◆ Provided passage:
________________

Sarwar Md Saifullah Khaled | Thursday, 3 March 2016


The finance minister spilled the beans on the syndicated plunder of the state-run Basic Bank and also shed light on the deadweight of bad loans dragging down some other public and private banks. The finance minister disclosed in Parliament the other day about the swindling of around BDT 45 billion from the bank.
As disclosed by the finance minister all in the top ranks of the state-owned bank were involved in the scams. The bank was steeped in recruitment and promotion fraud too, not only in forged lending. Fifty six organisations, 27 bank officials and eight surveyor firms were involved in the bank-loan forgeries.
The finance minister said to lawmakers' queries that external audit firms appointed by Bangladesh Bank (BB) and BASIC Bank found involvement of the then chairman of the bank in granting irregular loans, recruitment and promotion. Among other suspects are its two former managing directors too. This in short is the narrative on the BASIC bank. Another state-owned commercial bank, among others in the business of public confidence, Sonali Bank, also hit headlines for huge forged lending that hollowed its vaults and mismanaged management. To the dismay of all, a unique case came to light. A nondescript upstart called Hall-Mark Group bagged nearly as much as the BASIC bank amount mentioned above.

________________

◆ Required task 1: According to the article on the Basic Bank scam, how many organizations were involved in the bank-loan forgeries?
◆ Required task 2: Pick up the article on the Basic Bank scam after its final sentence and keep writing it.

◆ Data segment:
________________

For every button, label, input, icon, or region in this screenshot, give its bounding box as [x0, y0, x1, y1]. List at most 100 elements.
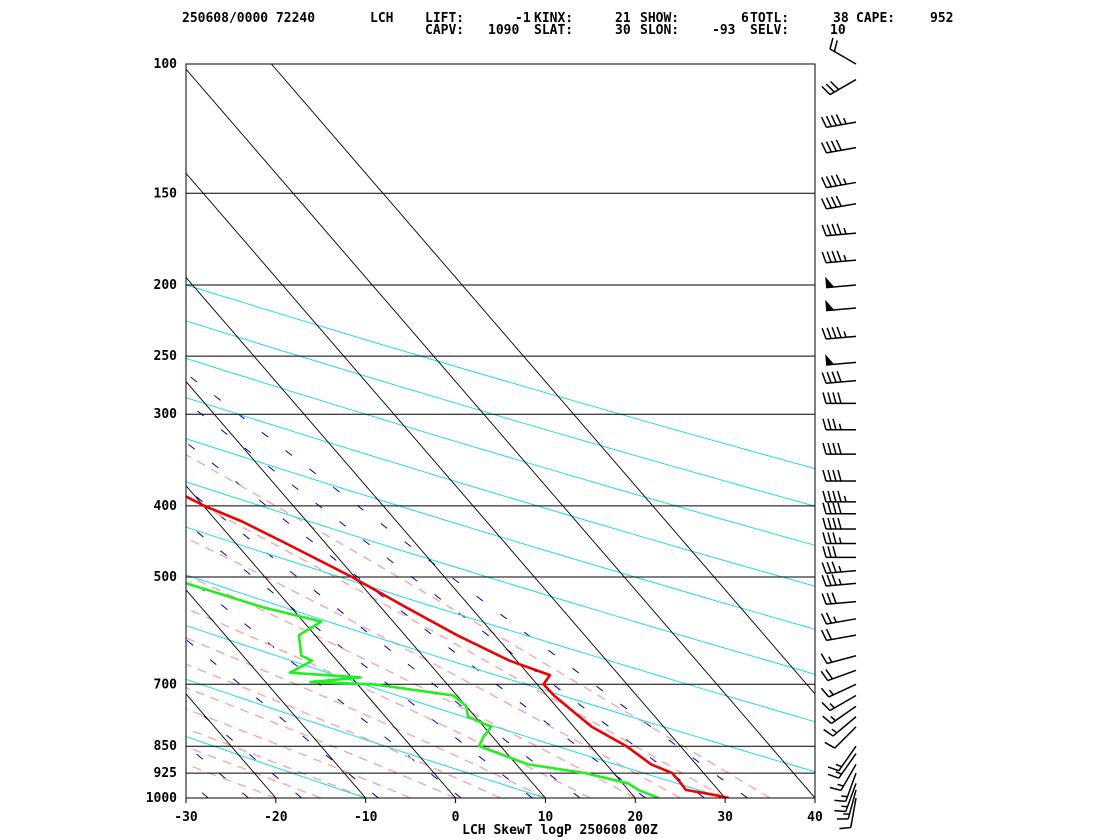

________________

◆ Expected output 1: Fifty-six

◆ Expected output 2:
Balance sheets of many other public and private-sector banks are also found not straight in investigations by the regulator - the Bangladesh Bank (BB). The BB in a bid to keep the banks on track has so far deputed its officials to a number of banks as observers in the role of a whistleblowers. The banks particularly in respect of their loan portfolios have to resort to cooking the books to show their conditions workable. Some tricky instruments are used as escape routes, albeit devised by government's finance authorities.
In the banking world, loan write-off, rescheduling, restructuring and provisioning are the main magic wands. Because of manoeuvring in these areas, some banks go bust under the weight of accumulated default loan or dud money. Generally insider lending, directed loan and lending under political influences are blamed for default loan - now euphemistically called non-performing loan (NPL). The aggregate amount of default loans in different banks, as per an account furnished in Parliament, has stood at around BDT 747.69 billion since 2009. According to the latest reports, the NPL has been on the rise. Despite the rescheduling and large loan restructuring by the central bank to tackle the problem, the amount increased by 2.42 per cent in the last calendar year 2014.
The volume of NPLs rose to BDT 513.71 billion as on December 31, 2015 from BDT 501.66 billion a year (2014) before. The finance minister told Parliament that the government took "various measures to ensure that the state-owned commercial banks make profit". These steps include reconstitution of the banks' boards, the signing of annual performance contracts with them and amending the Bank Company Act 1991 and the Anti-Money Laundering Act 2012.
Banking analysts and experts see political appointments to bank management and recruitment of staff as a major cause of mismatch in the banking sector. They emphasise that merit should matter in recruitment of manpower, especially for the banks so that banks are on public confidence and credibility.
A very recent avowed government stance in this respect may prove a saving grace - of course, if it really holds water in the end. It says only bureaucrats and bankers would run banks. The bottom line is no more 'politicisation' here.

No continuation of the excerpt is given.